[[ Extract provided, beginning ]]

While treatments for miscarriage are safe, providers do not always offer them all to their patients
Research Activities, December 2010, No. 364
Treatments for miscarriage can include letting it progress naturally, treating it medically with the drug misoprostol, or surgical evacuation. All three options are safe and acceptable to women, studies show. However, health care providers vary in which services they offer, a new study finds.
Vanessa K. Dalton, M.D., M.P.H., of the University of Michigan Medical School, and colleagues surveyed 976 obstetrician/gynecologists (OB/GYNs), midwives, and family medicine practitioners (FPs) to determine their treatment patterns for miscarriage. Midwives (55.2 percent) and FPs (64.5 percent) most often preferred to let the miscarriage progress naturally compared with OB/GYNs (24.4 percent). OB/GYNs (45.7 percent) commonly preferred to have women undergo surgical evacuation in an operating room. The three provider groups ranked treatment with misoprostol as the second preferred option. Surgical evacuation in an office setting was the least preferred option for OB/GYNs (37.2 percent) and midwives (43.9 percent), and surgical evacuation in an operating room was the least preferred option for FPs (41.8 percent).

[[ Extract provided, end ]]

_Instructions_.
A - Answer these about the article on miscarriage treatments, one per line:
(i) How many providers did the survey cover?
(ii) Which option did all three provider groups rank second?
(iii) Which option did family medicine practitioners prefer least?
B - Can you write the next part of the article on miscarriage treatment options, picking up after its last sentence?

[[ Data supplied, beginning ]]

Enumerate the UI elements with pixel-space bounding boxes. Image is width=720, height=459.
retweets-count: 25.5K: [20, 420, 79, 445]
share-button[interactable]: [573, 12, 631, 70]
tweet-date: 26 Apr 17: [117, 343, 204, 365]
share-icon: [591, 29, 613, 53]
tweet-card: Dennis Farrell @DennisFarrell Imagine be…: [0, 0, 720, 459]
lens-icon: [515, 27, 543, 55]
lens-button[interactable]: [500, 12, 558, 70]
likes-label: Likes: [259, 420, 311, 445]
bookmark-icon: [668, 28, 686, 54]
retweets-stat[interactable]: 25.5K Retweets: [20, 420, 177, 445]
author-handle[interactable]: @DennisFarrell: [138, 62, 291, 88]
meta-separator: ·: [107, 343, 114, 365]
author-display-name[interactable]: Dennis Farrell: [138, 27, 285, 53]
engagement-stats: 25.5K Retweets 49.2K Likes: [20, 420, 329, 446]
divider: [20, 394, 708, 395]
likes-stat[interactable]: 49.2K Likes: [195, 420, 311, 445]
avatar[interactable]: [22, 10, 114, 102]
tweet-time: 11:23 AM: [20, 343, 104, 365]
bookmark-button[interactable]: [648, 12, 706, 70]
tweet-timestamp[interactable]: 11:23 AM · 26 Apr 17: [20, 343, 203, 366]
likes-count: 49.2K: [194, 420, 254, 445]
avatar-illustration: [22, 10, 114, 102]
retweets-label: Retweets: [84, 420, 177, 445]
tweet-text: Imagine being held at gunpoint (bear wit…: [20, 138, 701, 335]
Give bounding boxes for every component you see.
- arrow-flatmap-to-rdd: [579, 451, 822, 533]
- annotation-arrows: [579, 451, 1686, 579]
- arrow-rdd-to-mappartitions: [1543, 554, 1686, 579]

[[ Data supplied, end ]]

_Results of the exercise_.
A -
(i) 976
(ii) Treatment with misoprostol
(iii) Surgical evacuation in an operating room (41.8 percent)

B -
Lower-than-expected rates for misoprostol use and office-based surgical evacuations may be the result of misinformation on the safety of these options, the authors suggest. Alternatively, because these two options are also associated with induced abortions, providers may shy away from receiving training on how to perform these procedures. In fact, just one-fifth of the OB/GYNs reported having formal training in induced abortions. Nonetheless, because miscarriage is one of the most common problems that women face, this type of training will broaden the treatment options for women experiencing miscarriages. This study was funded in part by the Agency for Healthcare Research and Quality (HS15491).
See "Provider knowledge, attitudes, and treatment preferences for early pregnancy failure," by Dr. Dalton, Lisa H. Harris, M.D., Ph.D., Katherine J. Gold, M.D., and others in the June 2010 American Journal of Obstetrics & Gynecology 202(6), pp. 531.e1-531.e8.